• **WORK TO DO**
Each line that includes "Invoices" counts once; give the total and nothing besides.

┌─ INPUT DATA

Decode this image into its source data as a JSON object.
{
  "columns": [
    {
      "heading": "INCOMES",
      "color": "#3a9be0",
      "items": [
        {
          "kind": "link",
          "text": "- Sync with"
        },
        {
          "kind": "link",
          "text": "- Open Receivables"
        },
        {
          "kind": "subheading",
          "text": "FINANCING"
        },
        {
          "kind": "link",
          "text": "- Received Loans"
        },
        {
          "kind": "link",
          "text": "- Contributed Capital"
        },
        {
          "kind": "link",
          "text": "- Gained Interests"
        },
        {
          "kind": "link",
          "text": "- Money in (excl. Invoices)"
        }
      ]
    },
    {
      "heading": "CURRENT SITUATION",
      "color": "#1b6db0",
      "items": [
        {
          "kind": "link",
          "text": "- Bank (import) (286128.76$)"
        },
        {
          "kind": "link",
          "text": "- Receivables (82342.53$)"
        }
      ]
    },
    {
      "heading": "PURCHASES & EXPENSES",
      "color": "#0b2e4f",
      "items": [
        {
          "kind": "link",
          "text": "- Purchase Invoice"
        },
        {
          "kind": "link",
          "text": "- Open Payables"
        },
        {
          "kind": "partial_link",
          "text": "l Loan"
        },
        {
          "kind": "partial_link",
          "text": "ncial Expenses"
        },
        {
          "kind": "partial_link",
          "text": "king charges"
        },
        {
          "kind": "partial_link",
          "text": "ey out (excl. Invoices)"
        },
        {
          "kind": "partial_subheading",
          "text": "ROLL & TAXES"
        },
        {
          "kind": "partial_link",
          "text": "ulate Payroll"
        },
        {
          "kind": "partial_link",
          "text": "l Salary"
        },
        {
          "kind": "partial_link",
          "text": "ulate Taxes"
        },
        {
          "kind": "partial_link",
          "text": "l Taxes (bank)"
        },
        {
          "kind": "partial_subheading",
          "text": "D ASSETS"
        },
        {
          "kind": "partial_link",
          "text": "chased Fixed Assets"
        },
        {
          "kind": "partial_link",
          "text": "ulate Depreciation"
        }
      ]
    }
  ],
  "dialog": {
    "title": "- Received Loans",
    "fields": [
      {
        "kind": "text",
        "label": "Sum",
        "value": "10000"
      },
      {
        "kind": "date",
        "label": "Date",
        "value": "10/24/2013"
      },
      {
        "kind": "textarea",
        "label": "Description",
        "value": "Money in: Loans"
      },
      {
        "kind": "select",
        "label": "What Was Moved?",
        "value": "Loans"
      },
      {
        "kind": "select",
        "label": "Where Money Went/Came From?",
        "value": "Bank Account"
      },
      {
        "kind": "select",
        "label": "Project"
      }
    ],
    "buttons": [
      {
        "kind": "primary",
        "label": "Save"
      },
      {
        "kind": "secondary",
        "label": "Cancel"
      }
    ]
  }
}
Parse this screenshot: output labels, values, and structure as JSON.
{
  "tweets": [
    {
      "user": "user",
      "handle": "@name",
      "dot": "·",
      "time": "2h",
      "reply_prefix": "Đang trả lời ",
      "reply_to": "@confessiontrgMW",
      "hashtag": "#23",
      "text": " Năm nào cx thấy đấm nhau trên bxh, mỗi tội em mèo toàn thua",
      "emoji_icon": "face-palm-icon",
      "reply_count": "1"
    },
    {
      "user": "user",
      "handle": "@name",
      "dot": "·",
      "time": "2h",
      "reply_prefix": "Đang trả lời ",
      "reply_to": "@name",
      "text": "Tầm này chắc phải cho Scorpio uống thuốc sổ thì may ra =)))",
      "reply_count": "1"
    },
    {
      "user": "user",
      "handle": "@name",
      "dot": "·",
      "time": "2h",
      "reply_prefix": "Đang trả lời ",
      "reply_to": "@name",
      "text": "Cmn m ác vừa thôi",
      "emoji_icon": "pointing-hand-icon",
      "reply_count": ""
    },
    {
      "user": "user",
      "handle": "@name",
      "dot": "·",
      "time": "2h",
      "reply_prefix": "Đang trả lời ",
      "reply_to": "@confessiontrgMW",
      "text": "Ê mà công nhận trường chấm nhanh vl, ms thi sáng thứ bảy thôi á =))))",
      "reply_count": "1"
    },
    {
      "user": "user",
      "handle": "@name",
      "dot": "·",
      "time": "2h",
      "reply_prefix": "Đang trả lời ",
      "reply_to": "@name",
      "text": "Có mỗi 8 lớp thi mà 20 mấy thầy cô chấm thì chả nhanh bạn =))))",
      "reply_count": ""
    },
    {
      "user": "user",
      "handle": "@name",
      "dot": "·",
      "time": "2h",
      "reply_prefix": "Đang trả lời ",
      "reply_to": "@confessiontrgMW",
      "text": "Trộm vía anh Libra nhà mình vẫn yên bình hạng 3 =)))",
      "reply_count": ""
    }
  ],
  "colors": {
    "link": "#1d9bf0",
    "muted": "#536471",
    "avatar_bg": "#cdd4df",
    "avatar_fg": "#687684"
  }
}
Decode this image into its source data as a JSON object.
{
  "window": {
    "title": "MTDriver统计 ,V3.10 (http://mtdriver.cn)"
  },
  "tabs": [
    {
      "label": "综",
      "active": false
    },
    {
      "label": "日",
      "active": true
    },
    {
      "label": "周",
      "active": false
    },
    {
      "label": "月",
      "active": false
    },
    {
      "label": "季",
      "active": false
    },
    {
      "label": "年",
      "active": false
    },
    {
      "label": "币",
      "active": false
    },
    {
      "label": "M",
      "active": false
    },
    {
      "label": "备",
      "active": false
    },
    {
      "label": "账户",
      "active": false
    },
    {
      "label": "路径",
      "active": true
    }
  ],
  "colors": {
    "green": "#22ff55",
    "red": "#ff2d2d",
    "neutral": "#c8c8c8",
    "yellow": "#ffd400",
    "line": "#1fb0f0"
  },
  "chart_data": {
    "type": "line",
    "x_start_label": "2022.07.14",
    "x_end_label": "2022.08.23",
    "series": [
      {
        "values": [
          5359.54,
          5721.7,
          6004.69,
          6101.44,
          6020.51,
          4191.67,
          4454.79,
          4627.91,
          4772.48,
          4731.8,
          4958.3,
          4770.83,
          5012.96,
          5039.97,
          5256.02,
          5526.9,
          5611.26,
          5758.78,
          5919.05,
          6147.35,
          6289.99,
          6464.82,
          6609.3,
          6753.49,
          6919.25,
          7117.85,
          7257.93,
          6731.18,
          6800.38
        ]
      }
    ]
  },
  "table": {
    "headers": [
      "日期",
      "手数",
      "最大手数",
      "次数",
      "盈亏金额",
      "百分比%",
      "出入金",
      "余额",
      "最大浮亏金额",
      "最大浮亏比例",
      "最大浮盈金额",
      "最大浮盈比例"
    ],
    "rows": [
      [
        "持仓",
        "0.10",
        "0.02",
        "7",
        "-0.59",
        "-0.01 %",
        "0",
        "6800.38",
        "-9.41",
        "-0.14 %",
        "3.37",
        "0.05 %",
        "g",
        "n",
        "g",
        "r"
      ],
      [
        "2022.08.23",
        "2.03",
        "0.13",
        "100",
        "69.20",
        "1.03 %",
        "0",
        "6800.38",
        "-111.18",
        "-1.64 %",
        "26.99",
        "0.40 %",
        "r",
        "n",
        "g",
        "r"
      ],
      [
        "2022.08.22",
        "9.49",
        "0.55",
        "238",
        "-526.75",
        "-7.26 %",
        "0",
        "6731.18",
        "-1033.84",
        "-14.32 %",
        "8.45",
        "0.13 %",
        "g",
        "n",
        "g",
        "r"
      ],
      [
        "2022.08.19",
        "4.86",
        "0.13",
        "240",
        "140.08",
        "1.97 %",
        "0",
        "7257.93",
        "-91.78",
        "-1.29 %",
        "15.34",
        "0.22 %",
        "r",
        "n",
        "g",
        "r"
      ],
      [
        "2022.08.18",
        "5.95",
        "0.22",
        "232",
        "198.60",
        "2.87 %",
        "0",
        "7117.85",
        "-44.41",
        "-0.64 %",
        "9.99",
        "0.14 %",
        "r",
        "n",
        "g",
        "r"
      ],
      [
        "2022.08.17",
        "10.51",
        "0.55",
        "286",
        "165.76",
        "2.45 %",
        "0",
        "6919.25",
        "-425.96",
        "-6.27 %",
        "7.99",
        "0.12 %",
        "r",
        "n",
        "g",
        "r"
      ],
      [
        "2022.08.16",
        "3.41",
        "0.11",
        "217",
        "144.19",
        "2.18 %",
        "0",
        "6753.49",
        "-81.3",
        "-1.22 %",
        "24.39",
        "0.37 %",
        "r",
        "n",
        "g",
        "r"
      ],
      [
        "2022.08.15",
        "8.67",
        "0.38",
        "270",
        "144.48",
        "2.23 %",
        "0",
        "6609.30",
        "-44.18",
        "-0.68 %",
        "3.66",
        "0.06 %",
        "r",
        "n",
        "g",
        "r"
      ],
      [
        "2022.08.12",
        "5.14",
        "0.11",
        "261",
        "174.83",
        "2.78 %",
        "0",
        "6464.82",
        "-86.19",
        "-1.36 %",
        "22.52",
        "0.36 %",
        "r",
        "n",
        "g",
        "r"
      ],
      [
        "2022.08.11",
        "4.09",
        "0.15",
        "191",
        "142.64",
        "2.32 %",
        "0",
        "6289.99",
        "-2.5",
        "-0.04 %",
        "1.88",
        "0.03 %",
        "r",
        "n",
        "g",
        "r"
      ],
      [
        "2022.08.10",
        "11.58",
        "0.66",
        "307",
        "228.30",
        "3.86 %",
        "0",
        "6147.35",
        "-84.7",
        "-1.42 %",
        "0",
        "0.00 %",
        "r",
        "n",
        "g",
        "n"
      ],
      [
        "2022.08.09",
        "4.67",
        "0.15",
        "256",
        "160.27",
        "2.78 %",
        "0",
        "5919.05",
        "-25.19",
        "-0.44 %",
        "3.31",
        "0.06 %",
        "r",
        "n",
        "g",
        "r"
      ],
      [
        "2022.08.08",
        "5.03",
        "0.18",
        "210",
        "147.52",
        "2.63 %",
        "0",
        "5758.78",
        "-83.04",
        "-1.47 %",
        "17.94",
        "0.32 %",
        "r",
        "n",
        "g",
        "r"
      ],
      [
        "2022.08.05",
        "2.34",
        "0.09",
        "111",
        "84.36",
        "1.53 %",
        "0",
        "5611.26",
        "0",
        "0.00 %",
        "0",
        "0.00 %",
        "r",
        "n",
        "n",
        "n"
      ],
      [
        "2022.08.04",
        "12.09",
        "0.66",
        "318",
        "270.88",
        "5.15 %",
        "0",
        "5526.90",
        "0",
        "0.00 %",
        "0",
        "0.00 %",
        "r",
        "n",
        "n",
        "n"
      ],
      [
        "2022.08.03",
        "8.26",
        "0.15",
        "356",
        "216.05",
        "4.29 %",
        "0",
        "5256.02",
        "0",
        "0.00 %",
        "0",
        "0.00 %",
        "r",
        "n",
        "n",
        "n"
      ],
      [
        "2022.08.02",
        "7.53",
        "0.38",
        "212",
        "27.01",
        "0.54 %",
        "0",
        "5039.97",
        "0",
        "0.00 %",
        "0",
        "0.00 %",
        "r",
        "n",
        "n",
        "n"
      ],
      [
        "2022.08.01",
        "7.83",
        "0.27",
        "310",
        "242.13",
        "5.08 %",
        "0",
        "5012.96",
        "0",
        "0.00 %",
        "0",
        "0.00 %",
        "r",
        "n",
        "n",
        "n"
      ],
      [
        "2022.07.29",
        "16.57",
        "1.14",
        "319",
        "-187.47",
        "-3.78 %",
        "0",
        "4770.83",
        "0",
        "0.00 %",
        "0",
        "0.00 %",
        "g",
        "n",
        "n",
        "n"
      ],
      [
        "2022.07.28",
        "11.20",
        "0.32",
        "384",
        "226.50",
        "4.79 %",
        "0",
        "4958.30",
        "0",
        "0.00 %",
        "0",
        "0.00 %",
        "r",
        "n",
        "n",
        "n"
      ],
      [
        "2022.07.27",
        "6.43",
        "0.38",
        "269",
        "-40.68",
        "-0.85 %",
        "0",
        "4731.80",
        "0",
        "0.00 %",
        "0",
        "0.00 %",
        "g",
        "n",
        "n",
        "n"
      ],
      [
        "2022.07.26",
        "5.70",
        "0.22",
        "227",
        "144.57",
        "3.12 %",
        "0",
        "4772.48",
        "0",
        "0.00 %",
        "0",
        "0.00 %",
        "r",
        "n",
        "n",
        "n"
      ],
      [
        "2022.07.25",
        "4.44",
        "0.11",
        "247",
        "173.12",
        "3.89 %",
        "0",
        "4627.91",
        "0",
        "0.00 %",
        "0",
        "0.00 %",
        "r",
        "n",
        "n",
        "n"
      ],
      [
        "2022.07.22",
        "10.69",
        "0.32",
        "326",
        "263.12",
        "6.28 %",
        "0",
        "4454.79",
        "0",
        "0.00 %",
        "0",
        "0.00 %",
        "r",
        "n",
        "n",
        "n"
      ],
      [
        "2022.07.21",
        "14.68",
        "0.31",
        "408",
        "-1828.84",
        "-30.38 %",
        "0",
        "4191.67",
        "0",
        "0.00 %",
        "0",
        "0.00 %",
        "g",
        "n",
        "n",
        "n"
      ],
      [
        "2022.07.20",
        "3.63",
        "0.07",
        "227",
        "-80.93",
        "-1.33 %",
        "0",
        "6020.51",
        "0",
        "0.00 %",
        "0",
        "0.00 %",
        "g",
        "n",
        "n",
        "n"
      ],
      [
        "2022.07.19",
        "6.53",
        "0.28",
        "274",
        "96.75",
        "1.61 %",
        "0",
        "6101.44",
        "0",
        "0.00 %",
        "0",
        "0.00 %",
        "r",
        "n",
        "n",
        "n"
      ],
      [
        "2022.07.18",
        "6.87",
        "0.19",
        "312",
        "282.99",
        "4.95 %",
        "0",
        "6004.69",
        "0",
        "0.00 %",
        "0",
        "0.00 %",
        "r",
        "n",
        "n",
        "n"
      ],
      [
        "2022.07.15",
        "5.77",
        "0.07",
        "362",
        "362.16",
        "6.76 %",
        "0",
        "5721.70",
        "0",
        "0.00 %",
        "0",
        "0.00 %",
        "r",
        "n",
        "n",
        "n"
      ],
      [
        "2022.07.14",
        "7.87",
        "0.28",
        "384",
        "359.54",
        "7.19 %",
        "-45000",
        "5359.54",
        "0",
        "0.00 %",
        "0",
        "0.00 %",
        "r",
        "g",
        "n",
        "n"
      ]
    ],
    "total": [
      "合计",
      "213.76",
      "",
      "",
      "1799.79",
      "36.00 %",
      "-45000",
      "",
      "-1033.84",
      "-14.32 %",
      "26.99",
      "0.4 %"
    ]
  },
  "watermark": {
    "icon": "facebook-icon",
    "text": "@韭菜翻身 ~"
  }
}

└─

• **IN RESPONSE**
2